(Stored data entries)
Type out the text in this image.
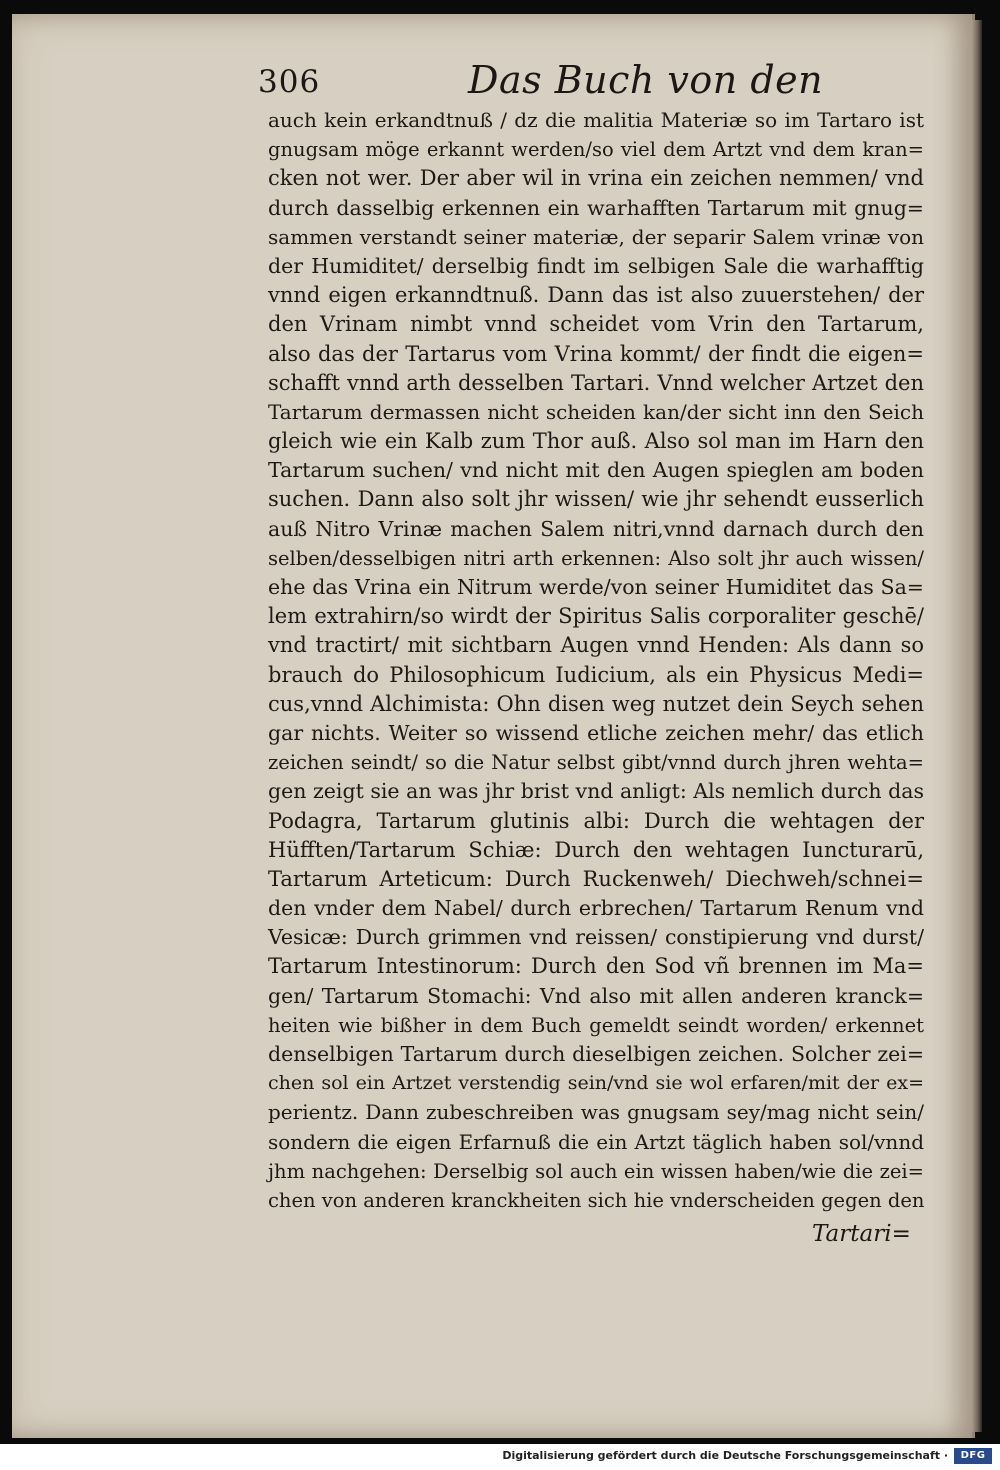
306	Das Buch von den
auch kein erkandtnuß / dz die malitia Materiæ so im Tartaro ist
gnugsam möge erkannt werden/so viel dem Artzt vnd dem kran=
cken not wer. Der aber wil in vrina ein zeichen nemmen/ vnd
durch dasselbig erkennen ein warhafften Tartarum mit gnug=
sammen verstandt seiner materiæ, der separir Salem vrinæ von
der Humiditet/ derselbig findt im selbigen Sale die warhafftig
vnnd eigen erkanndtnuß. Dann das ist also zuuerstehen/ der
den Vrinam nimbt vnnd scheidet vom Vrin den Tartarum,
also das der Tartarus vom Vrina kommt/ der findt die eigen=
schafft vnnd arth desselben Tartari. Vnnd welcher Artzet den
Tartarum dermassen nicht scheiden kan/der sicht inn den Seich
gleich wie ein Kalb zum Thor auß. Also sol man im Harn den
Tartarum suchen/ vnd nicht mit den Augen spieglen am boden
suchen. Dann also solt jhr wissen/ wie jhr sehendt eusserlich
auß Nitro Vrinæ machen Salem nitri,vnnd darnach durch den
selben/desselbigen nitri arth erkennen: Also solt jhr auch wissen/
ehe das Vrina ein Nitrum werde/von seiner Humiditet das Sa=
lem extrahirn/so wirdt der Spiritus Salis corporaliter geschē/
vnd tractirt/ mit sichtbarn Augen vnnd Henden: Als dann so
brauch do Philosophicum Iudicium, als ein Physicus Medi=
cus,vnnd Alchimista: Ohn disen weg nutzet dein Seych sehen
gar nichts. Weiter so wissend etliche zeichen mehr/ das etlich
zeichen seindt/ so die Natur selbst gibt/vnnd durch jhren wehta=
gen zeigt sie an was jhr brist vnd anligt: Als nemlich durch das
Podagra, Tartarum glutinis albi: Durch die wehtagen der
Hüfften/Tartarum Schiæ: Durch den wehtagen Iuncturarū,
Tartarum Arteticum: Durch Ruckenweh/ Diechweh/schnei=
den vnder dem Nabel/ durch erbrechen/ Tartarum Renum vnd
Vesicæ: Durch grimmen vnd reissen/ constipierung vnd durst/
Tartarum Intestinorum: Durch den Sod vñ brennen im Ma=
gen/ Tartarum Stomachi: Vnd also mit allen anderen kranck=
heiten wie bißher in dem Buch gemeldt seindt worden/ erkennet
denselbigen Tartarum durch dieselbigen zeichen. Solcher zei=
chen sol ein Artzet verstendig sein/vnd sie wol erfaren/mit der ex=
perientz. Dann zubeschreiben was gnugsam sey/mag nicht sein/
sondern die eigen Erfarnuß die ein Artzt täglich haben sol/vnnd
jhm nachgehen: Derselbig sol auch ein wissen haben/wie die zei=
chen von anderen kranckheiten sich hie vnderscheiden gegen den
Tartari=
Digitalisierung gefördert durch die Deutsche Forschungsgemeinschaft ·	DFG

• Set task:
Copy every line in the listing above where the string "Artzet" turns up.

• Correct response:
schafft vnnd arth desselben Tartari. Vnnd welcher Artzet den
chen sol ein Artzet verstendig sein/vnd sie wol erfaren/mit der ex=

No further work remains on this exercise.